PROBLEM REQUIREMENTS: Repeat all the records exactly, omitting pictures.

--- START OF RECORD EXTRACTS ---

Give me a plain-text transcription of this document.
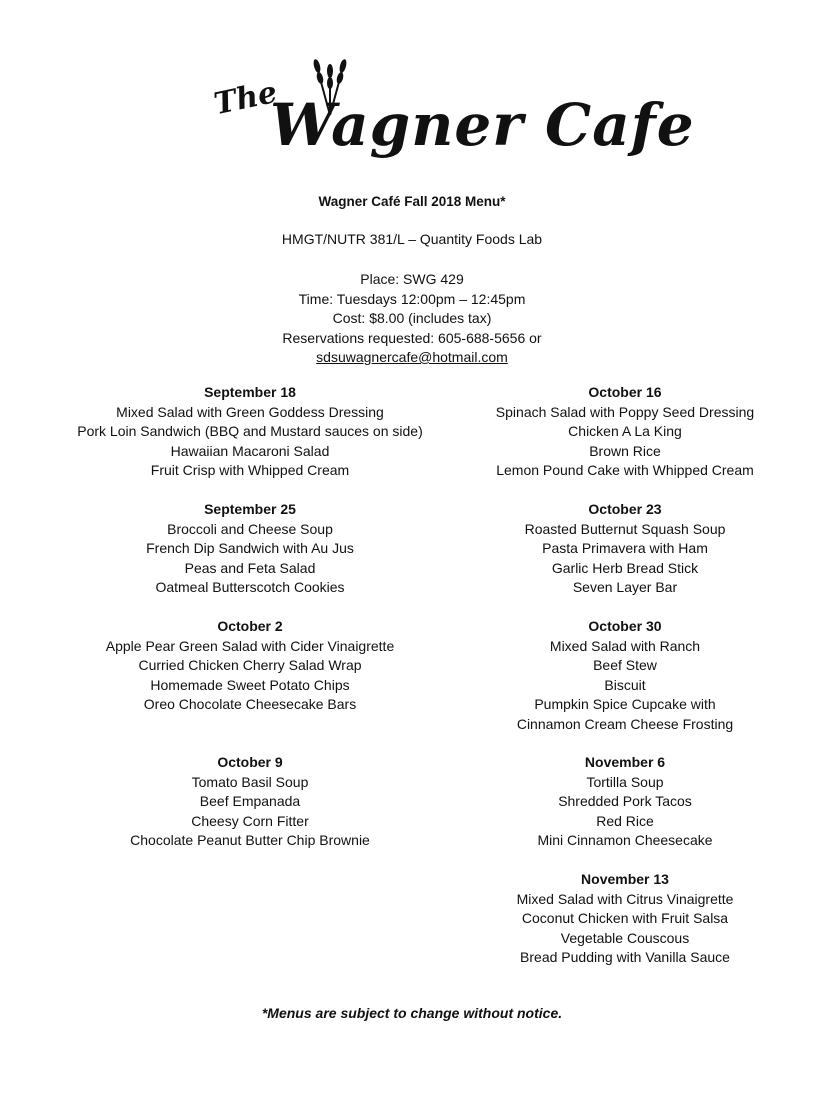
The
Wagner Cafe
Wagner Café Fall 2018 Menu*
HMGT/NUTR 381/L – Quantity Foods Lab
Place: SWG 429
Time: Tuesdays 12:00pm – 12:45pm
Cost: $8.00 (includes tax)
Reservations requested: 605-688-5656 or
sdsuwagnercafe@hotmail.com
September 18
Mixed Salad with Green Goddess Dressing
Pork Loin Sandwich (BBQ and Mustard sauces on side)
Hawaiian Macaroni Salad
Fruit Crisp with Whipped Cream
September 25
Broccoli and Cheese Soup
French Dip Sandwich with Au Jus
Peas and Feta Salad
Oatmeal Butterscotch Cookies
October 2
Apple Pear Green Salad with Cider Vinaigrette
Curried Chicken Cherry Salad Wrap
Homemade Sweet Potato Chips
Oreo Chocolate Cheesecake Bars
October 9
Tomato Basil Soup
Beef Empanada
Cheesy Corn Fitter
Chocolate Peanut Butter Chip Brownie
October 16
Spinach Salad with Poppy Seed Dressing
Chicken A La King
Brown Rice
Lemon Pound Cake with Whipped Cream
October 23
Roasted Butternut Squash Soup
Pasta Primavera with Ham
Garlic Herb Bread Stick
Seven Layer Bar
October 30
Mixed Salad with Ranch
Beef Stew
Biscuit
Pumpkin Spice Cupcake with
Cinnamon Cream Cheese Frosting
November 6
Tortilla Soup
Shredded Pork Tacos
Red Rice
Mini Cinnamon Cheesecake
November 13
Mixed Salad with Citrus Vinaigrette
Coconut Chicken with Fruit Salsa
Vegetable Couscous
Bread Pudding with Vanilla Sauce
*Menus are subject to change without notice.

--- END OF RECORD EXTRACTS ---

TASK RESULT:
Give me a plain-text transcription of this document.
The
Wagner Cafe
Wagner Café Fall 2018 Menu*
HMGT/NUTR 381/L – Quantity Foods Lab
Place: SWG 429
Time: Tuesdays 12:00pm – 12:45pm
Cost: $8.00 (includes tax)
Reservations requested: 605-688-5656 or
sdsuwagnercafe@hotmail.com
September 18
Mixed Salad with Green Goddess Dressing
Pork Loin Sandwich (BBQ and Mustard sauces on side)
Hawaiian Macaroni Salad
Fruit Crisp with Whipped Cream
September 25
Broccoli and Cheese Soup
French Dip Sandwich with Au Jus
Peas and Feta Salad
Oatmeal Butterscotch Cookies
October 2
Apple Pear Green Salad with Cider Vinaigrette
Curried Chicken Cherry Salad Wrap
Homemade Sweet Potato Chips
Oreo Chocolate Cheesecake Bars
October 9
Tomato Basil Soup
Beef Empanada
Cheesy Corn Fitter
Chocolate Peanut Butter Chip Brownie
October 16
Spinach Salad with Poppy Seed Dressing
Chicken A La King
Brown Rice
Lemon Pound Cake with Whipped Cream
October 23
Roasted Butternut Squash Soup
Pasta Primavera with Ham
Garlic Herb Bread Stick
Seven Layer Bar
October 30
Mixed Salad with Ranch
Beef Stew
Biscuit
Pumpkin Spice Cupcake with
Cinnamon Cream Cheese Frosting
November 6
Tortilla Soup
Shredded Pork Tacos
Red Rice
Mini Cinnamon Cheesecake
November 13
Mixed Salad with Citrus Vinaigrette
Coconut Chicken with Fruit Salsa
Vegetable Couscous
Bread Pudding with Vanilla Sauce
*Menus are subject to change without notice.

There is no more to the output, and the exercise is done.